*** Extracted data ***

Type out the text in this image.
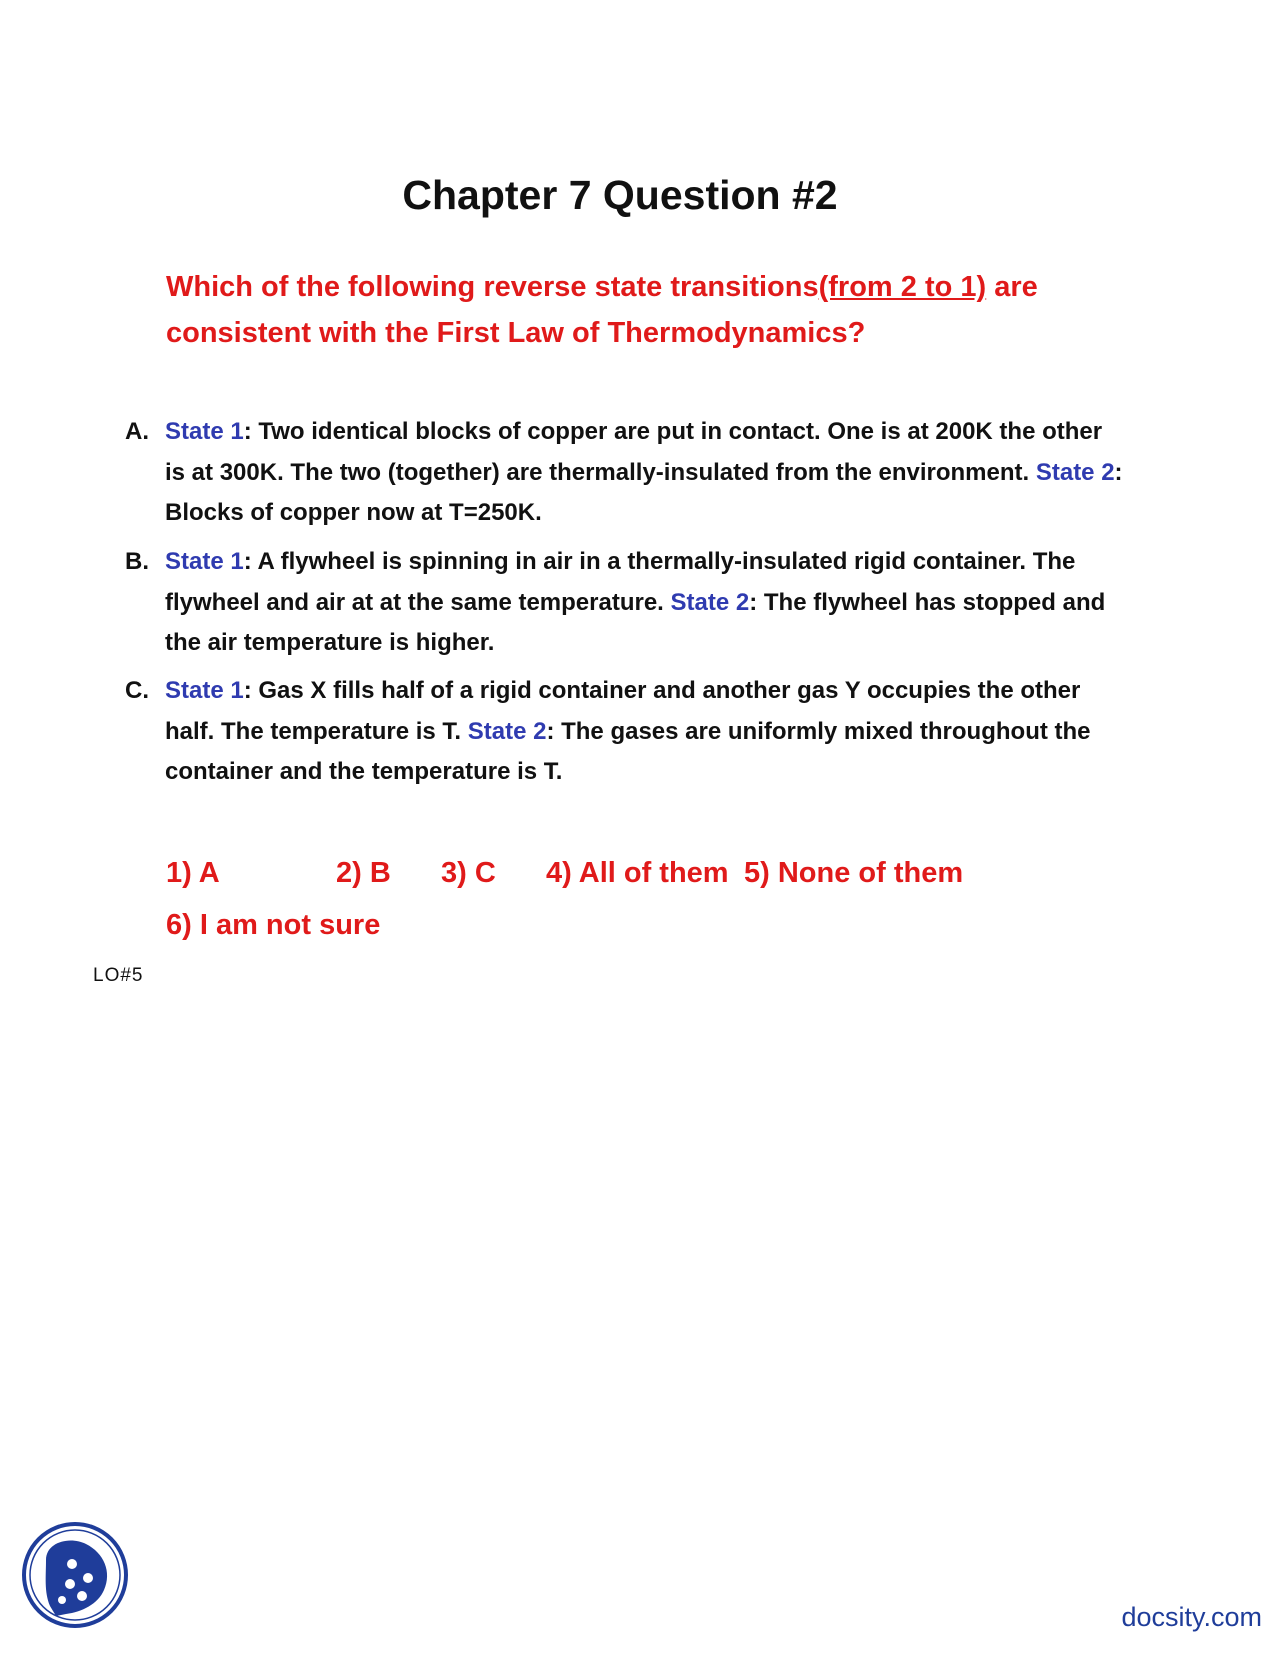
Chapter 7 Question #2
Which of the following reverse state transitions(from 2 to 1) are consistent with the First Law of Thermodynamics?
A. State 1: Two identical blocks of copper are put in contact. One is at 200K the other is at 300K. The two (together) are thermally-insulated from the environment. State 2: Blocks of copper now at T=250K.
B. State 1: A flywheel is spinning in air in a thermally-insulated rigid container. The flywheel and air at at the same temperature. State 2: The flywheel has stopped and the air temperature is higher.
C. State 1: Gas X fills half of a rigid container and another gas Y occupies the other half. The temperature is T. State 2: The gases are uniformly mixed throughout the container and the temperature is T.
1) A	2) B 3) C 4) All of them 5) None of them
6) I am not sure
LO#5
docsity.com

***

**Exercise prompt**
Repeat the records above exactly, omitting every picture.

**Solution for this task**
Type out the text in this image.
Chapter 7 Question #2
Which of the following reverse state transitions(from 2 to 1) are consistent with the First Law of Thermodynamics?
A. State 1: Two identical blocks of copper are put in contact. One is at 200K the other is at 300K. The two (together) are thermally-insulated from the environment. State 2: Blocks of copper now at T=250K.
B. State 1: A flywheel is spinning in air in a thermally-insulated rigid container. The flywheel and air at at the same temperature. State 2: The flywheel has stopped and the air temperature is higher.
C. State 1: Gas X fills half of a rigid container and another gas Y occupies the other half. The temperature is T. State 2: The gases are uniformly mixed throughout the container and the temperature is T.
1) A	2) B 3) C 4) All of them 5) None of them
6) I am not sure
LO#5
docsity.com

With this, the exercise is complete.